* Given records:
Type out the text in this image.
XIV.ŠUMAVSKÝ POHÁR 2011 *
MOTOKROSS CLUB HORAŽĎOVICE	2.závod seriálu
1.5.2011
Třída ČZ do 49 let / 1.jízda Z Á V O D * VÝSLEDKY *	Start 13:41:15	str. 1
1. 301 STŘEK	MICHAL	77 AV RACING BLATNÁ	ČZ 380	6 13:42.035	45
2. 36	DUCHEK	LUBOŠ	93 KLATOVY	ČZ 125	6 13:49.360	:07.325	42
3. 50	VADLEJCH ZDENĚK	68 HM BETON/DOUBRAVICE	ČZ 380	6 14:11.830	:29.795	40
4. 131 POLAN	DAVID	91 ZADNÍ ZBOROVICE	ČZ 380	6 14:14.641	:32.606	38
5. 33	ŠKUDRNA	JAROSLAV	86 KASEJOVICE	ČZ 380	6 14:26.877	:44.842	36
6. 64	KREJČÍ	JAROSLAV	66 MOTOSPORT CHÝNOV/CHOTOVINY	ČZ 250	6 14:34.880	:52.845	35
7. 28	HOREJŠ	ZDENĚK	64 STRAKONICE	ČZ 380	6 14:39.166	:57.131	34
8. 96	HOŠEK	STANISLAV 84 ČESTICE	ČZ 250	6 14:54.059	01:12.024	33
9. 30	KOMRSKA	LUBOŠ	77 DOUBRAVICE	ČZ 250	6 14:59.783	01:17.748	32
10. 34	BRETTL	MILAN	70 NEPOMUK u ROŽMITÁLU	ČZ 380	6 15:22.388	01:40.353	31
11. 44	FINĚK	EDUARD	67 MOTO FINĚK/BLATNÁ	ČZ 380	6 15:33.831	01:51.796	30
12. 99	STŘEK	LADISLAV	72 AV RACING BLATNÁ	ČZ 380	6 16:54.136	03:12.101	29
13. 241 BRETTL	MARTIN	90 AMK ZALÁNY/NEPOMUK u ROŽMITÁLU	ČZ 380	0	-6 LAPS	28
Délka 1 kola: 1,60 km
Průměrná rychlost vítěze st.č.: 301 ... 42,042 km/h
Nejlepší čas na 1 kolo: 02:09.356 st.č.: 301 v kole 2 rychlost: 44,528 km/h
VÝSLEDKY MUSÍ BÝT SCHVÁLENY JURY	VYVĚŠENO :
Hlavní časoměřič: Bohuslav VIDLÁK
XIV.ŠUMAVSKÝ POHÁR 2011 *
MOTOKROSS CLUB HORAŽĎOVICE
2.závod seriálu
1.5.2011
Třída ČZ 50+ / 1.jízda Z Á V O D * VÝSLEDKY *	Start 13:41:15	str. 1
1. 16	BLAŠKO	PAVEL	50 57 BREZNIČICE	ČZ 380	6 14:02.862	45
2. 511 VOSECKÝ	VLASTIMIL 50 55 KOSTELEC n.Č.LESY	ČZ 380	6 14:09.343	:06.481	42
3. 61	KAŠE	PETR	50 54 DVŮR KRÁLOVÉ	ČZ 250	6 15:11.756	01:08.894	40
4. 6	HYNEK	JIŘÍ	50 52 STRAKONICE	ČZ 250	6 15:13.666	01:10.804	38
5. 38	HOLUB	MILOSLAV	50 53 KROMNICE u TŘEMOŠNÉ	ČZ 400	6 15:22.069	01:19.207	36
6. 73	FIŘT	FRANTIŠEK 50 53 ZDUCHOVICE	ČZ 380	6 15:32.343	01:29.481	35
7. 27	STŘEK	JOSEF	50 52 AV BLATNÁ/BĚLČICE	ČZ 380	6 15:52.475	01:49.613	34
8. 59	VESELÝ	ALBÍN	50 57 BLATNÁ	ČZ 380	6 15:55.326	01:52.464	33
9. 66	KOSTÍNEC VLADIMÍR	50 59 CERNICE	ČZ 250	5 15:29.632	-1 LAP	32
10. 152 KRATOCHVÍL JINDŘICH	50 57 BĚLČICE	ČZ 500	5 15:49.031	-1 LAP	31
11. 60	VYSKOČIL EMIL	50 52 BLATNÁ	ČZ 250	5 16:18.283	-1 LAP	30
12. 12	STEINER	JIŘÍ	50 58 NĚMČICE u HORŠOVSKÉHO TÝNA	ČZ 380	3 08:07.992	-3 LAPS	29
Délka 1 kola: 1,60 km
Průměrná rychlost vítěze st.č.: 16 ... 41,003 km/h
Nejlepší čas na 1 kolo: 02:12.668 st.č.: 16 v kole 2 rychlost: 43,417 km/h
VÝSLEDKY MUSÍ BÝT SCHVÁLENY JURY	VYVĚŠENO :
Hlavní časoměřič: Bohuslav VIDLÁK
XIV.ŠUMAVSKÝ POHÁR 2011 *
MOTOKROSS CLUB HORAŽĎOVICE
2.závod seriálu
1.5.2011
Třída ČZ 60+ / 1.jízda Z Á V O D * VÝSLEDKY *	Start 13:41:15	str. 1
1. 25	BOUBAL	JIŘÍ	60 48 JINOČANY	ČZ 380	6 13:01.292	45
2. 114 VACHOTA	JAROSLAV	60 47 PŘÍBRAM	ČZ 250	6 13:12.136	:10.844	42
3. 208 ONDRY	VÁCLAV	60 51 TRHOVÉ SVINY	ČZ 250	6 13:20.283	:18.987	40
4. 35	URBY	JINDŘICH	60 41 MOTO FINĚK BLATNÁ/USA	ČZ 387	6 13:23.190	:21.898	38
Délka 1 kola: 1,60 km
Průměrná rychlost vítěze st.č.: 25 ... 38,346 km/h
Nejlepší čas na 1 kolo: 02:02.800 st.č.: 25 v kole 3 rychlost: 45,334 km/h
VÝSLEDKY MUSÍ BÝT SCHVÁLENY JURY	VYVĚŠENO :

* Work to do:
Read through the data and copy every line where "ZDENĚK" shows up.

* Response:
3. 50	VADLEJCH ZDENĚK	68 HM BETON/DOUBRAVICE	ČZ 380	6 14:11.830	:29.795	40
7. 28	HOREJŠ	ZDENĚK	64 STRAKONICE	ČZ 380	6 14:39.166	:57.131	34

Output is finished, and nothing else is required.